_What is expected_
Gather each line of the entries below that includes "flag".

_Data entries_
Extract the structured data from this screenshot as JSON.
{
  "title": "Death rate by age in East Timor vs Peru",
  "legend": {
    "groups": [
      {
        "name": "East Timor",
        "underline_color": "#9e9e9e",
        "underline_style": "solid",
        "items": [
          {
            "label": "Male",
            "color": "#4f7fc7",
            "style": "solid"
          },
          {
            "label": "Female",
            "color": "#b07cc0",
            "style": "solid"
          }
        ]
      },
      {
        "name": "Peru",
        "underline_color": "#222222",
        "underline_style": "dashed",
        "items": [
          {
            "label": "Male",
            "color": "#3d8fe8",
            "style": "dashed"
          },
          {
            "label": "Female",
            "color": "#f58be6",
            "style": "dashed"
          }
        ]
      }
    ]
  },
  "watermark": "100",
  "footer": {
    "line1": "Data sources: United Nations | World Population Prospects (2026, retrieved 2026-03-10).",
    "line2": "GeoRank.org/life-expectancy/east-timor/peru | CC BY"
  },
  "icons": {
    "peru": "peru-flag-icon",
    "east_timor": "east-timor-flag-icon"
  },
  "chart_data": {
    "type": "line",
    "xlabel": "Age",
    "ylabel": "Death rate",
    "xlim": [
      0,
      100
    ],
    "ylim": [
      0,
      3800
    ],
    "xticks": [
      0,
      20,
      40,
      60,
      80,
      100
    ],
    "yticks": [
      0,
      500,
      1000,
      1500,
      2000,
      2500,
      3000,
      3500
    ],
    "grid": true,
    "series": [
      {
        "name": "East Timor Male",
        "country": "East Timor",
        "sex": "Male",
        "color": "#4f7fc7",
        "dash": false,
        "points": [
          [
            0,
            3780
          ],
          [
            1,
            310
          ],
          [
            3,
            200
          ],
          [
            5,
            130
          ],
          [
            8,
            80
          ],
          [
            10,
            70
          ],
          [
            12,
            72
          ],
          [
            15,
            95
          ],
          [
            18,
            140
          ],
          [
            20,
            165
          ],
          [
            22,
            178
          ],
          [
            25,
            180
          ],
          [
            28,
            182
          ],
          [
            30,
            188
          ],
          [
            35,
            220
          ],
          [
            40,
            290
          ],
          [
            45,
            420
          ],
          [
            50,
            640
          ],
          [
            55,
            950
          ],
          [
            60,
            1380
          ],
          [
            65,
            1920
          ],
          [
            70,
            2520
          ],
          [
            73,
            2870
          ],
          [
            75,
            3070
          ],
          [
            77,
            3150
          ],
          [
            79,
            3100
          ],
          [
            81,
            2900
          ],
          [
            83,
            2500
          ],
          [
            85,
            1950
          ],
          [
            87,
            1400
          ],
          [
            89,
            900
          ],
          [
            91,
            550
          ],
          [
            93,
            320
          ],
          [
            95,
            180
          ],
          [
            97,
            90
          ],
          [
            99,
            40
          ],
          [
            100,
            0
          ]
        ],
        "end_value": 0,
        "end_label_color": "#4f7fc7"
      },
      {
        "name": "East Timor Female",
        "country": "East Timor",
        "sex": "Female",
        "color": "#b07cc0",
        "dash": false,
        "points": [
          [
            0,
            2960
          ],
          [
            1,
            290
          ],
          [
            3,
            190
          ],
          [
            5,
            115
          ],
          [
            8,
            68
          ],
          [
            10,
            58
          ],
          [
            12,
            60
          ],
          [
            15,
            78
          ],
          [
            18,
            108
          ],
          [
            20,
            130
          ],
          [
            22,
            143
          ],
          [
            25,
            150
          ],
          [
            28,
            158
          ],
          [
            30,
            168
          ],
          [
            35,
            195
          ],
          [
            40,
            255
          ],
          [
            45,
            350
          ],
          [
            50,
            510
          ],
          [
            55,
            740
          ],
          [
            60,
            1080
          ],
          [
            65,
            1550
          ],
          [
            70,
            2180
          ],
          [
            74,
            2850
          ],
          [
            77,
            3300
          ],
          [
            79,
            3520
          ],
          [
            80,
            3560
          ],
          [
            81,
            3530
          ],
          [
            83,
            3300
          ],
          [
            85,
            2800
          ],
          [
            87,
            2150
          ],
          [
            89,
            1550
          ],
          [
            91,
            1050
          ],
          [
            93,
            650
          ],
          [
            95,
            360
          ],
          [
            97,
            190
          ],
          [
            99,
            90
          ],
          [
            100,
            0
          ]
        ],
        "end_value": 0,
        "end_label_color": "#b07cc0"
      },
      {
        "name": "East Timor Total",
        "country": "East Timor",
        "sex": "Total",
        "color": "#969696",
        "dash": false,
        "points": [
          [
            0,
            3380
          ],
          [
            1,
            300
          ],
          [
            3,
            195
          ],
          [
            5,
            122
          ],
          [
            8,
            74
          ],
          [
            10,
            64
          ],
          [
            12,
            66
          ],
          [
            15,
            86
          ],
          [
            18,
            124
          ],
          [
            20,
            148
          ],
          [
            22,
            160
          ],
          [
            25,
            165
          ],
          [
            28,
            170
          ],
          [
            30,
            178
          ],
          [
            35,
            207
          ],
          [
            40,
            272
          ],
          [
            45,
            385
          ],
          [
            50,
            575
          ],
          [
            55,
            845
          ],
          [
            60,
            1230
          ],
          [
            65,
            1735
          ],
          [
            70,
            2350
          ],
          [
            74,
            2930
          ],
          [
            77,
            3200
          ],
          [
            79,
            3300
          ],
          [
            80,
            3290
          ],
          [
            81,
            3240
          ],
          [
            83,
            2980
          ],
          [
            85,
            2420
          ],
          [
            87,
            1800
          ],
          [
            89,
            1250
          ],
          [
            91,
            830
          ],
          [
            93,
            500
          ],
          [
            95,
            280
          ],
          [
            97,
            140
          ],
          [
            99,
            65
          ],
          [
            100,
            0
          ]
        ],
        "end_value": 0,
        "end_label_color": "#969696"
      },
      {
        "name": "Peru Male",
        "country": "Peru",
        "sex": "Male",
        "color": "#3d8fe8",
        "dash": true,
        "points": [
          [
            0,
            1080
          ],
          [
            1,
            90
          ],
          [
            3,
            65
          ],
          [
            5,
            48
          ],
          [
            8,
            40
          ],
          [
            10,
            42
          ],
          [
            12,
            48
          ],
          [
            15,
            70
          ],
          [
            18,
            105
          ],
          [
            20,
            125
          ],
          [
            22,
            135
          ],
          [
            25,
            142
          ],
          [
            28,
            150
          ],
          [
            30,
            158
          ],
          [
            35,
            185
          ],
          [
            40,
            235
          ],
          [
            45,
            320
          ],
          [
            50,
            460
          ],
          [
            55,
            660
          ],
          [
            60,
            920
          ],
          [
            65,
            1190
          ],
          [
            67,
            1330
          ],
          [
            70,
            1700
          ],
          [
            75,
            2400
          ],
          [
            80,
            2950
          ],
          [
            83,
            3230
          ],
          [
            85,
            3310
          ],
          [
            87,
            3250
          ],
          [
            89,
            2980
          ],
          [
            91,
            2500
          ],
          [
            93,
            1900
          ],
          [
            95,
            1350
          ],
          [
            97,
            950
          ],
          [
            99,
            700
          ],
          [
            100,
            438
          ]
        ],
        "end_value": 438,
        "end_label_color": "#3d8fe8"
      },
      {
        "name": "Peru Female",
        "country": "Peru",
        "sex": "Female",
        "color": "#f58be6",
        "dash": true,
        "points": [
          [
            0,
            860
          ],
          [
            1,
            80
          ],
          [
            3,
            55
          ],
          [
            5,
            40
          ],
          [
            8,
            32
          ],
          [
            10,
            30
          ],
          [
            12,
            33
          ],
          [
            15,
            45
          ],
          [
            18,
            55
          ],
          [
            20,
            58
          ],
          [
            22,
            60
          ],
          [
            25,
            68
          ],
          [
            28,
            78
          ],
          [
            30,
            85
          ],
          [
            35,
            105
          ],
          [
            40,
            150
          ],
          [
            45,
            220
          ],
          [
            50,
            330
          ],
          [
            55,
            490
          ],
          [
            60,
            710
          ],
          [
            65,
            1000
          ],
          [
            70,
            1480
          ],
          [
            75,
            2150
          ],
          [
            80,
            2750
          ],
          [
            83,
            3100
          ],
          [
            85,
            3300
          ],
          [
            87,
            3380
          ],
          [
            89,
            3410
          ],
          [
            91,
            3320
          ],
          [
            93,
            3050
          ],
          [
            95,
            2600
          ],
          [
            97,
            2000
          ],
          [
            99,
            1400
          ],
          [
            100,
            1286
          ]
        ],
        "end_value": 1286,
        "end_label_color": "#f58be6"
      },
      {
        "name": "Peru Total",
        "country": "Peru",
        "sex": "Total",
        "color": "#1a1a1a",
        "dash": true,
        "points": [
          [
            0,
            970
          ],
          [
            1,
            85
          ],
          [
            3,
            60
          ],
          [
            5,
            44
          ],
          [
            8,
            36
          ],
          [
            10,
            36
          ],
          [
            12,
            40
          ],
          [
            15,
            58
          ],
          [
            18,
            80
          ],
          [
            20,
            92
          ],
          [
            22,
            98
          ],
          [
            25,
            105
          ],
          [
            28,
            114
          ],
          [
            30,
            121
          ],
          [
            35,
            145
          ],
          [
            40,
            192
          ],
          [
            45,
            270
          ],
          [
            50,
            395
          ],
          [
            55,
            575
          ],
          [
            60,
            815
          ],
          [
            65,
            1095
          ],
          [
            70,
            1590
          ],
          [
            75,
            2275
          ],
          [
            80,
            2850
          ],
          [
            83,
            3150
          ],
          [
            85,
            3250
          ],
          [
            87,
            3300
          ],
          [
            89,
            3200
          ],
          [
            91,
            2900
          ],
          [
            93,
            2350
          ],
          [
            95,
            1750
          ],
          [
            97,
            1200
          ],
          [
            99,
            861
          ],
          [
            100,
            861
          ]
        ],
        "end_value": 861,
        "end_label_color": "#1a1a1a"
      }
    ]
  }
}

_Solution for this task_
    "peru": "peru-flag-icon",
    "east_timor": "east-timor-flag-icon"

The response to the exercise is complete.